_Exercise details_. Extract each record and reproduce it exactly.

--- START ---

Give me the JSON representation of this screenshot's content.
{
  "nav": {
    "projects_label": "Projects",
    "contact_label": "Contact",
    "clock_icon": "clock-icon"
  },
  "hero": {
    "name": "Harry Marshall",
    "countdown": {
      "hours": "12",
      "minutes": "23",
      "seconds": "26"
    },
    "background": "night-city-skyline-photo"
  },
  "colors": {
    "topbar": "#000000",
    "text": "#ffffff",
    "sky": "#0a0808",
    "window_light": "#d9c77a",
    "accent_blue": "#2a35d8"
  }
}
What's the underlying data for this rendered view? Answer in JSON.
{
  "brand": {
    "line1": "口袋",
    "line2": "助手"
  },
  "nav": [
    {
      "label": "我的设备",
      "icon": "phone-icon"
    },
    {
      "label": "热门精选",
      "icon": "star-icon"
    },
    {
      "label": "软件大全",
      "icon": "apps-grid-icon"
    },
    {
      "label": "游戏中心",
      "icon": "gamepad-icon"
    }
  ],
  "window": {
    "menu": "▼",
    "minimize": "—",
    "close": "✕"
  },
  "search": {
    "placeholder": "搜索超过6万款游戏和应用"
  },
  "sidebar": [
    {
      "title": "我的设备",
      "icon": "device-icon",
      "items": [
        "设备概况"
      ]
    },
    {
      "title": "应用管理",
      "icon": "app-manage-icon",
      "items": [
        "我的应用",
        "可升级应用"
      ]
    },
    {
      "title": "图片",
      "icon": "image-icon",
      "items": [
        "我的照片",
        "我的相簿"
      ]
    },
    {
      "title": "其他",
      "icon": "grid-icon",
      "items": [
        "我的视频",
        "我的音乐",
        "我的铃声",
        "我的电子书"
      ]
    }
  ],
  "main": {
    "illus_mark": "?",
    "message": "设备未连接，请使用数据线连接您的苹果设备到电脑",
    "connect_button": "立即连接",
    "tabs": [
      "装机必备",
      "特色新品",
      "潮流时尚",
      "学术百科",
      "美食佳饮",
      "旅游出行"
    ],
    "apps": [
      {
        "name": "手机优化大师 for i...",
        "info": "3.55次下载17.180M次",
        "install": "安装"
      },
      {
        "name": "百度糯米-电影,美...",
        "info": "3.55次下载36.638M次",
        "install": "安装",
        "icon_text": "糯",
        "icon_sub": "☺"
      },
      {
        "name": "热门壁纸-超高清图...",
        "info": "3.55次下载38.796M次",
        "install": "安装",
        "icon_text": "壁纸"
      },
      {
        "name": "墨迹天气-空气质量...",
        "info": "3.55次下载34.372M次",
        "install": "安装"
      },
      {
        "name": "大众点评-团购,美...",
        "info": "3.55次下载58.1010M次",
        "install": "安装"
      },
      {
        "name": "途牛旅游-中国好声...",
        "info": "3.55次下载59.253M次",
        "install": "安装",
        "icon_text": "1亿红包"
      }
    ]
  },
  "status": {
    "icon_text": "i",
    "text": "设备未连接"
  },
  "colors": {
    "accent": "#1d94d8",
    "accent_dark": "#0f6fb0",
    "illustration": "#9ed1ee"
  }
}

--- END ---

_Response for this exercise_.
Give me the JSON representation of this screenshot's content.
{
  "nav": {
    "projects_label": "Projects",
    "contact_label": "Contact",
    "clock_icon": "clock-icon"
  },
  "hero": {
    "name": "Harry Marshall",
    "countdown": {
      "hours": "12",
      "minutes": "23",
      "seconds": "26"
    },
    "background": "night-city-skyline-photo"
  },
  "colors": {
    "topbar": "#000000",
    "text": "#ffffff",
    "sky": "#0a0808",
    "window_light": "#d9c77a",
    "accent_blue": "#2a35d8"
  }
}
What's the underlying data for this rendered view? Answer in JSON.
{
  "brand": {
    "line1": "口袋",
    "line2": "助手"
  },
  "nav": [
    {
      "label": "我的设备",
      "icon": "phone-icon"
    },
    {
      "label": "热门精选",
      "icon": "star-icon"
    },
    {
      "label": "软件大全",
      "icon": "apps-grid-icon"
    },
    {
      "label": "游戏中心",
      "icon": "gamepad-icon"
    }
  ],
  "window": {
    "menu": "▼",
    "minimize": "—",
    "close": "✕"
  },
  "search": {
    "placeholder": "搜索超过6万款游戏和应用"
  },
  "sidebar": [
    {
      "title": "我的设备",
      "icon": "device-icon",
      "items": [
        "设备概况"
      ]
    },
    {
      "title": "应用管理",
      "icon": "app-manage-icon",
      "items": [
        "我的应用",
        "可升级应用"
      ]
    },
    {
      "title": "图片",
      "icon": "image-icon",
      "items": [
        "我的照片",
        "我的相簿"
      ]
    },
    {
      "title": "其他",
      "icon": "grid-icon",
      "items": [
        "我的视频",
        "我的音乐",
        "我的铃声",
        "我的电子书"
      ]
    }
  ],
  "main": {
    "illus_mark": "?",
    "message": "设备未连接，请使用数据线连接您的苹果设备到电脑",
    "connect_button": "立即连接",
    "tabs": [
      "装机必备",
      "特色新品",
      "潮流时尚",
      "学术百科",
      "美食佳饮",
      "旅游出行"
    ],
    "apps": [
      {
        "name": "手机优化大师 for i...",
        "info": "3.55次下载17.180M次",
        "install": "安装"
      },
      {
        "name": "百度糯米-电影,美...",
        "info": "3.55次下载36.638M次",
        "install": "安装",
        "icon_text": "糯",
        "icon_sub": "☺"
      },
      {
        "name": "热门壁纸-超高清图...",
        "info": "3.55次下载38.796M次",
        "install": "安装",
        "icon_text": "壁纸"
      },
      {
        "name": "墨迹天气-空气质量...",
        "info": "3.55次下载34.372M次",
        "install": "安装"
      },
      {
        "name": "大众点评-团购,美...",
        "info": "3.55次下载58.1010M次",
        "install": "安装"
      },
      {
        "name": "途牛旅游-中国好声...",
        "info": "3.55次下载59.253M次",
        "install": "安装",
        "icon_text": "1亿红包"
      }
    ]
  },
  "status": {
    "icon_text": "i",
    "text": "设备未连接"
  },
  "colors": {
    "accent": "#1d94d8",
    "accent_dark": "#0f6fb0",
    "illustration": "#9ed1ee"
  }
}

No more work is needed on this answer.